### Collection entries
* * * * * * * * *
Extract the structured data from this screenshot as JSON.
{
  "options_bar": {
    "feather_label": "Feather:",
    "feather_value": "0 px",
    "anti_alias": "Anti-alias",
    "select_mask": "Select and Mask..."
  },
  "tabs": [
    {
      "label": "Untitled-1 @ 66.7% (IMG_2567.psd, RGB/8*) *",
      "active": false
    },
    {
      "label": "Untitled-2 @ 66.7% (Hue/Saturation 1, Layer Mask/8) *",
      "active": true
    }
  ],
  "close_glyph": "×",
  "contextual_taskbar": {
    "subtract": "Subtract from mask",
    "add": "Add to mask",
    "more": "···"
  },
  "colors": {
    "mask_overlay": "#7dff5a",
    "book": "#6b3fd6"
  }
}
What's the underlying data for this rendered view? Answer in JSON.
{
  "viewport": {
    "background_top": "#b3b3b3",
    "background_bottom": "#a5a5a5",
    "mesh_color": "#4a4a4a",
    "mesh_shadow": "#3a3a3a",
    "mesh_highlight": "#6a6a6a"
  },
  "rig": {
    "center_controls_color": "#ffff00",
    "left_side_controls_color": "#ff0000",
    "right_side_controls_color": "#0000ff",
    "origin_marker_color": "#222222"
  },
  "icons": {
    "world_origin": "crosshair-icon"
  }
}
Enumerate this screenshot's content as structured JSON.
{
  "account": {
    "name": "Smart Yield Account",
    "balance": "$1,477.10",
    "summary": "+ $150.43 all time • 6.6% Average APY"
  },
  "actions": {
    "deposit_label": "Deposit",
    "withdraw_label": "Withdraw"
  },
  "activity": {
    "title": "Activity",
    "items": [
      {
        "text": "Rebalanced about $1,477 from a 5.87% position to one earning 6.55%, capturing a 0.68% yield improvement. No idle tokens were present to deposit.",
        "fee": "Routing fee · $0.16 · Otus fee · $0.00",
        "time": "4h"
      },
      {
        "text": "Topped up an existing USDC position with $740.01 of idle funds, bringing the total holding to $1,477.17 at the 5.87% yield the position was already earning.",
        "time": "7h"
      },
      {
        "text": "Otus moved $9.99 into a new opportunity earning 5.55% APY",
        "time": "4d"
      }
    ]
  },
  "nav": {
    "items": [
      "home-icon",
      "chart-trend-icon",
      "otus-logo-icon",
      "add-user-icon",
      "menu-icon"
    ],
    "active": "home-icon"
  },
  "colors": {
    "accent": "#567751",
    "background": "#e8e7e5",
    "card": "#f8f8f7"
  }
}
* * * * * * * * *
### Challenge
Repeat word for word each line from the one with "Enumerate this screenshot's" to the end of the records above, inclusive.

### Task answer
Enumerate this screenshot's content as structured JSON.
{
  "account": {
    "name": "Smart Yield Account",
    "balance": "$1,477.10",
    "summary": "+ $150.43 all time • 6.6% Average APY"
  },
  "actions": {
    "deposit_label": "Deposit",
    "withdraw_label": "Withdraw"
  },
  "activity": {
    "title": "Activity",
    "items": [
      {
        "text": "Rebalanced about $1,477 from a 5.87% position to one earning 6.55%, capturing a 0.68% yield improvement. No idle tokens were present to deposit.",
        "fee": "Routing fee · $0.16 · Otus fee · $0.00",
        "time": "4h"
      },
      {
        "text": "Topped up an existing USDC position with $740.01 of idle funds, bringing the total holding to $1,477.17 at the 5.87% yield the position was already earning.",
        "time": "7h"
      },
      {
        "text": "Otus moved $9.99 into a new opportunity earning 5.55% APY",
        "time": "4d"
      }
    ]
  },
  "nav": {
    "items": [
      "home-icon",
      "chart-trend-icon",
      "otus-logo-icon",
      "add-user-icon",
      "menu-icon"
    ],
    "active": "home-icon"
  },
  "colors": {
    "accent": "#567751",
    "background": "#e8e7e5",
    "card": "#f8f8f7"
  }
}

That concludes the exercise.